Identify all lines below that hold "цифры" and collect them.

Recorded data:
**********

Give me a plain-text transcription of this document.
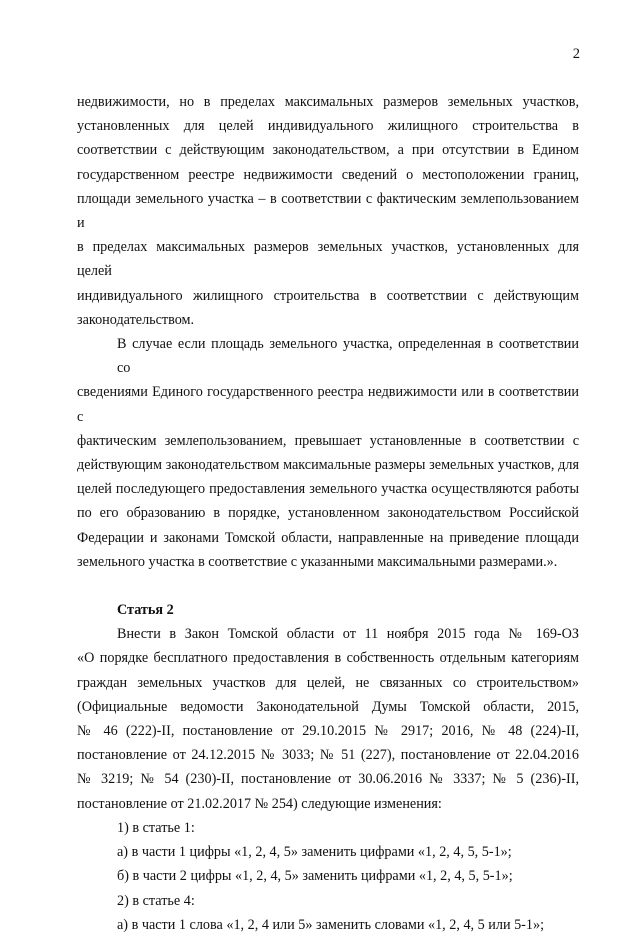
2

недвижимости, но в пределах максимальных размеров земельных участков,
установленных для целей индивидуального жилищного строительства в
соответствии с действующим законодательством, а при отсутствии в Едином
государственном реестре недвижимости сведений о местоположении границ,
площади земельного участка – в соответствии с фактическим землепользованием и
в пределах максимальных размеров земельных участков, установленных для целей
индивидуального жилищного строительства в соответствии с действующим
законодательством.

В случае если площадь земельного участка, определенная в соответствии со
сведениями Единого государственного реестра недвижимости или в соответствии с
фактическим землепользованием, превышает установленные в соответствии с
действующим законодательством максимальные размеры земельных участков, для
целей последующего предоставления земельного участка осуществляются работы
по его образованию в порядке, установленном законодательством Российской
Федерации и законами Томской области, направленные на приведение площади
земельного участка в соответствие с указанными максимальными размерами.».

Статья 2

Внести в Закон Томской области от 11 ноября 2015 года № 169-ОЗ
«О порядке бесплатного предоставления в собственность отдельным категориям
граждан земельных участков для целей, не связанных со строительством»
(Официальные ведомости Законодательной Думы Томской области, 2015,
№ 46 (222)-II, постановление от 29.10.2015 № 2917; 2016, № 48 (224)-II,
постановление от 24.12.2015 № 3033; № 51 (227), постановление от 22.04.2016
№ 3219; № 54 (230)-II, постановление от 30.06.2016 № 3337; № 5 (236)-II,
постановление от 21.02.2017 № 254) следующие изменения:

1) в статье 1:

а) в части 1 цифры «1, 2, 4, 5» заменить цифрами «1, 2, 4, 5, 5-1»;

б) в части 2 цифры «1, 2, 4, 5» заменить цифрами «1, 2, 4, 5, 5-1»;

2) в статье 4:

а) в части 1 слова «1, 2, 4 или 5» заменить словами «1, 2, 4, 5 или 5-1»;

**********

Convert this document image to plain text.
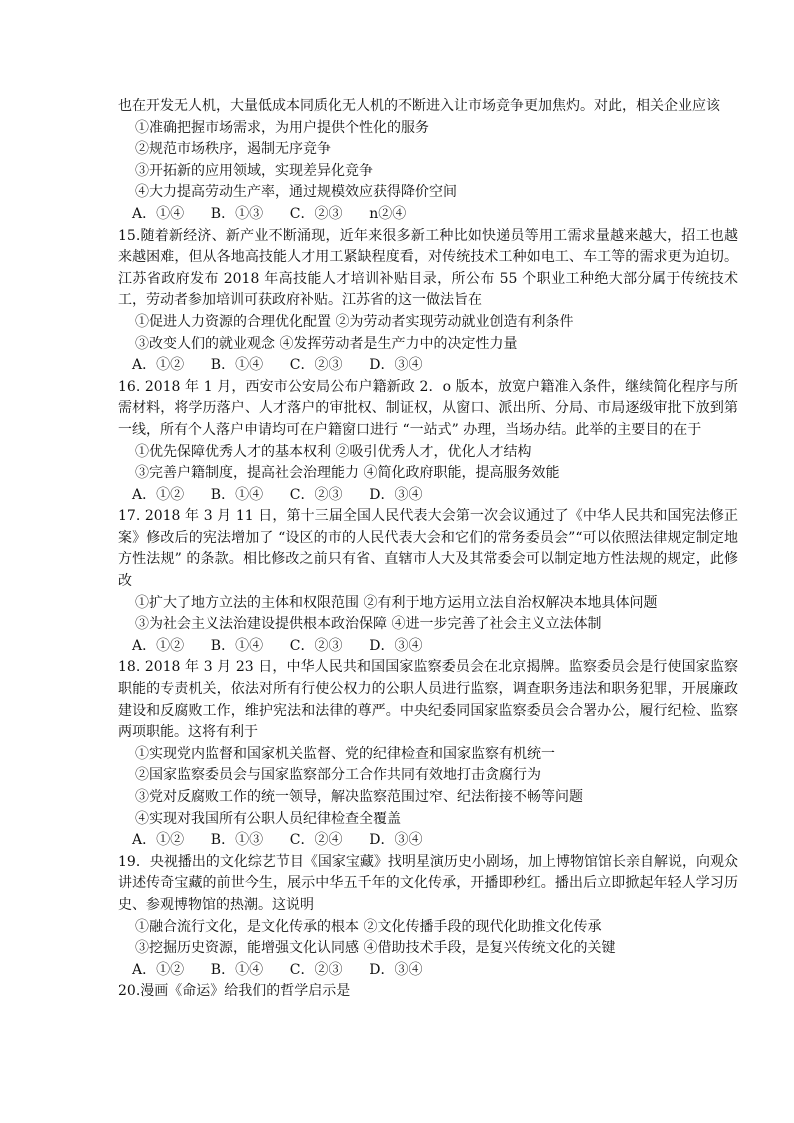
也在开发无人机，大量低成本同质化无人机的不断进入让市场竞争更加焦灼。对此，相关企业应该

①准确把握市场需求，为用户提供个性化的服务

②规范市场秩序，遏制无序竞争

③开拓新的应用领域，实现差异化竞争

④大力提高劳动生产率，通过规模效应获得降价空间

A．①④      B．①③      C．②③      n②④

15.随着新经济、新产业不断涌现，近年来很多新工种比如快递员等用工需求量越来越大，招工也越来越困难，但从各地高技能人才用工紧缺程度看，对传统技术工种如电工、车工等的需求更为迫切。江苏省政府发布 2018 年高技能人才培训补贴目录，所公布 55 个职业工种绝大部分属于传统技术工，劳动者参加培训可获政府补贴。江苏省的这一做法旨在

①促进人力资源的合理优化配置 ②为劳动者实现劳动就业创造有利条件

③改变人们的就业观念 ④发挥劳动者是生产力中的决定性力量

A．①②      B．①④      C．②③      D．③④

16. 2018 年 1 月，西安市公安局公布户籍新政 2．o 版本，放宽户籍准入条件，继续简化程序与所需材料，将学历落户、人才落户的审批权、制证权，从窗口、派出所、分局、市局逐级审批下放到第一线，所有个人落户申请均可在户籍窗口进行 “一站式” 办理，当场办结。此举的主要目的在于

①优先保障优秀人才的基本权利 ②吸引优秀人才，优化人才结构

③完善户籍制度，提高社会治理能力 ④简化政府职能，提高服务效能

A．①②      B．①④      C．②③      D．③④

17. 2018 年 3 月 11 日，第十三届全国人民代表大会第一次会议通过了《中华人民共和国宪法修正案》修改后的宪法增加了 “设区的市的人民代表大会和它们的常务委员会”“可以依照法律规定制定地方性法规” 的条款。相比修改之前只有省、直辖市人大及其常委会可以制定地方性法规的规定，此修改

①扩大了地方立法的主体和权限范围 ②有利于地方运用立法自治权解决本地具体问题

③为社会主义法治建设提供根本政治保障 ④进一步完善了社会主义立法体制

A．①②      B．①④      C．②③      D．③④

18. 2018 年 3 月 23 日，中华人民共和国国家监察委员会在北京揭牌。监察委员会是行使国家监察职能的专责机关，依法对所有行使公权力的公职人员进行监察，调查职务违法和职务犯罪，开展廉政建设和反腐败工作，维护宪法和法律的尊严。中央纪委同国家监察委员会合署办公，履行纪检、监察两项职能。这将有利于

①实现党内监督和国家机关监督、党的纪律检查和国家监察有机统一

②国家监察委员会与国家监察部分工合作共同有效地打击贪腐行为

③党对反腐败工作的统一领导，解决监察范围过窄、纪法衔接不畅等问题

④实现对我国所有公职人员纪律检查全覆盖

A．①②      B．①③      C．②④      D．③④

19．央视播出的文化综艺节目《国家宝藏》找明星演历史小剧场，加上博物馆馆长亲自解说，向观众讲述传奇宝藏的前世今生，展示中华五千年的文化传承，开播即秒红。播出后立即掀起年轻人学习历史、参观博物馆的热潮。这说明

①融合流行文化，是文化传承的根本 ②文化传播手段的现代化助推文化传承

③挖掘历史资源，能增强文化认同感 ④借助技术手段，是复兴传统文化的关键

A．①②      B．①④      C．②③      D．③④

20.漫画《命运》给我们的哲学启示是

**********

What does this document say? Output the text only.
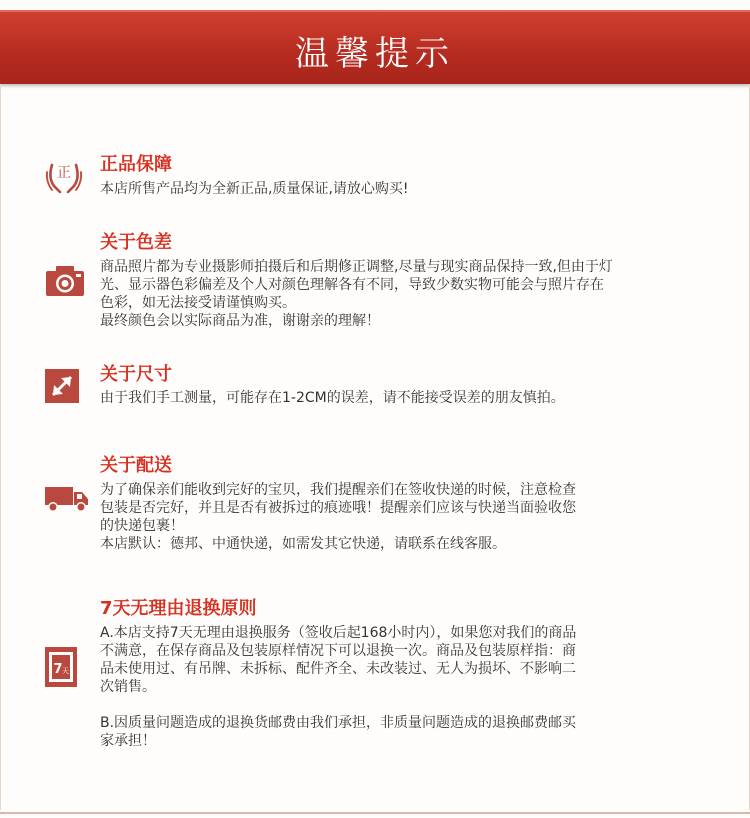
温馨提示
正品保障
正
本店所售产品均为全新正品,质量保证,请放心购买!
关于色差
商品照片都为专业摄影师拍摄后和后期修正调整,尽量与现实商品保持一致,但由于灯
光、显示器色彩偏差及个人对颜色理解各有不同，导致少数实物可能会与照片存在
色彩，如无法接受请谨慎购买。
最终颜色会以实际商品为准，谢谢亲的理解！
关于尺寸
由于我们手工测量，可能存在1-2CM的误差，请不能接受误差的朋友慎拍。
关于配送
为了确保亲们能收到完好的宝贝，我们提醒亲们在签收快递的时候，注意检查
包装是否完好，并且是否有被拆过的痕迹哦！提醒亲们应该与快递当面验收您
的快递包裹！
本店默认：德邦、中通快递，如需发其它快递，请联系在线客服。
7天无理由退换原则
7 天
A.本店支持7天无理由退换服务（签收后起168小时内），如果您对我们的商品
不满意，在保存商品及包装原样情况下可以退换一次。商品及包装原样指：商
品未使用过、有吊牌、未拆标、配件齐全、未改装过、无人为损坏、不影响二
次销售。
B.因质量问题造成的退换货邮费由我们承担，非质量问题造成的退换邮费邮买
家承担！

**********

Task answer:
а) в части 1 цифры «1, 2, 4, 5» заменить цифрами «1, 2, 4, 5, 5-1»;
б) в части 2 цифры «1, 2, 4, 5» заменить цифрами «1, 2, 4, 5, 5-1»;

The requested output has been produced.